Below are entries to be transcribed exactly; exclude the pictures from the copy.

(Saved data entries)
+===+

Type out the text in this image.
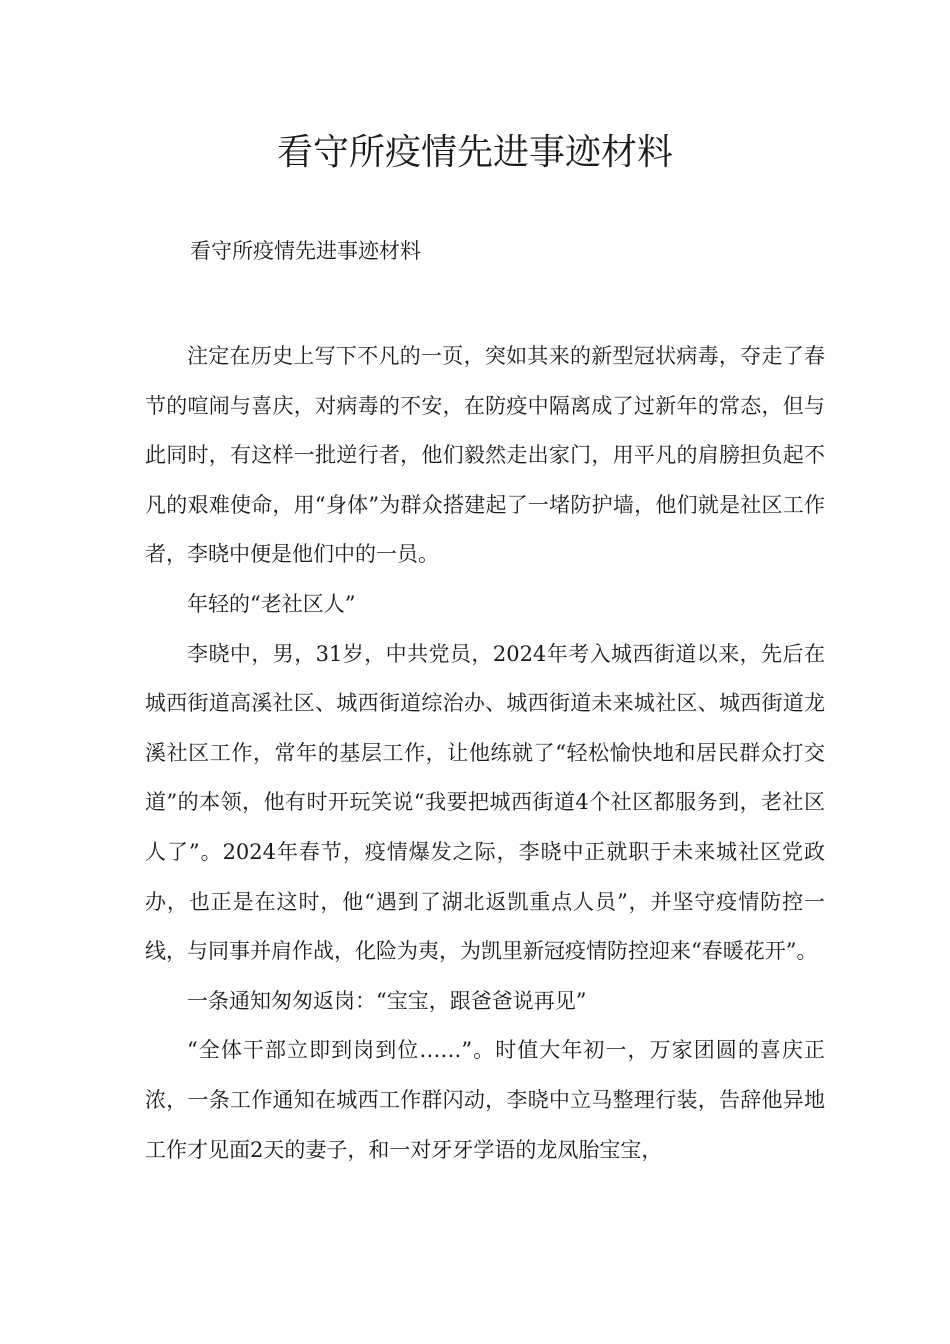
看守所疫情先进事迹材料
看守所疫情先进事迹材料

注定在历史上写下不凡的一页，突如其来的新型冠状病毒，夺走了春节的喧闹与喜庆，对病毒的不安，在防疫中隔离成了过新年的常态，但与此同时，有这样一批逆行者，他们毅然走出家门，用平凡的肩膀担负起不凡的艰难使命，用“身体”为群众搭建起了一堵防护墙，他们就是社区工作者，李晓中便是他们中的一员。

年轻的“老社区人”

李晓中，男，31岁，中共党员，2024年考入城西街道以来，先后在城西街道高溪社区、城西街道综治办、城西街道未来城社区、城西街道龙溪社区工作，常年的基层工作，让他练就了“轻松愉快地和居民群众打交道”的本领，他有时开玩笑说“我要把城西街道4个社区都服务到，老社区人了”。2024年春节，疫情爆发之际，李晓中正就职于未来城社区党政办，也正是在这时，他“遇到了湖北返凯重点人员”，并坚守疫情防控一线，与同事并肩作战，化险为夷，为凯里新冠疫情防控迎来“春暖花开”。

一条通知匆匆返岗：“宝宝，跟爸爸说再见”

“全体干部立即到岗到位……”。时值大年初一，万家团圆的喜庆正浓，一条工作通知在城西工作群闪动，李晓中立马整理行装，告辞他异地工作才见面2天的妻子，和一对牙牙学语的龙凤胎宝宝，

+===+

SOLUTION FOR THIS PROBLEM »
Type out the text in this image.
看守所疫情先进事迹材料
看守所疫情先进事迹材料

注定在历史上写下不凡的一页，突如其来的新型冠状病毒，夺走了春节的喧闹与喜庆，对病毒的不安，在防疫中隔离成了过新年的常态，但与此同时，有这样一批逆行者，他们毅然走出家门，用平凡的肩膀担负起不凡的艰难使命，用“身体”为群众搭建起了一堵防护墙，他们就是社区工作者，李晓中便是他们中的一员。

年轻的“老社区人”

李晓中，男，31岁，中共党员，2024年考入城西街道以来，先后在城西街道高溪社区、城西街道综治办、城西街道未来城社区、城西街道龙溪社区工作，常年的基层工作，让他练就了“轻松愉快地和居民群众打交道”的本领，他有时开玩笑说“我要把城西街道4个社区都服务到，老社区人了”。2024年春节，疫情爆发之际，李晓中正就职于未来城社区党政办，也正是在这时，他“遇到了湖北返凯重点人员”，并坚守疫情防控一线，与同事并肩作战，化险为夷，为凯里新冠疫情防控迎来“春暖花开”。

一条通知匆匆返岗：“宝宝，跟爸爸说再见”

“全体干部立即到岗到位……”。时值大年初一，万家团圆的喜庆正浓，一条工作通知在城西工作群闪动，李晓中立马整理行装，告辞他异地工作才见面2天的妻子，和一对牙牙学语的龙凤胎宝宝，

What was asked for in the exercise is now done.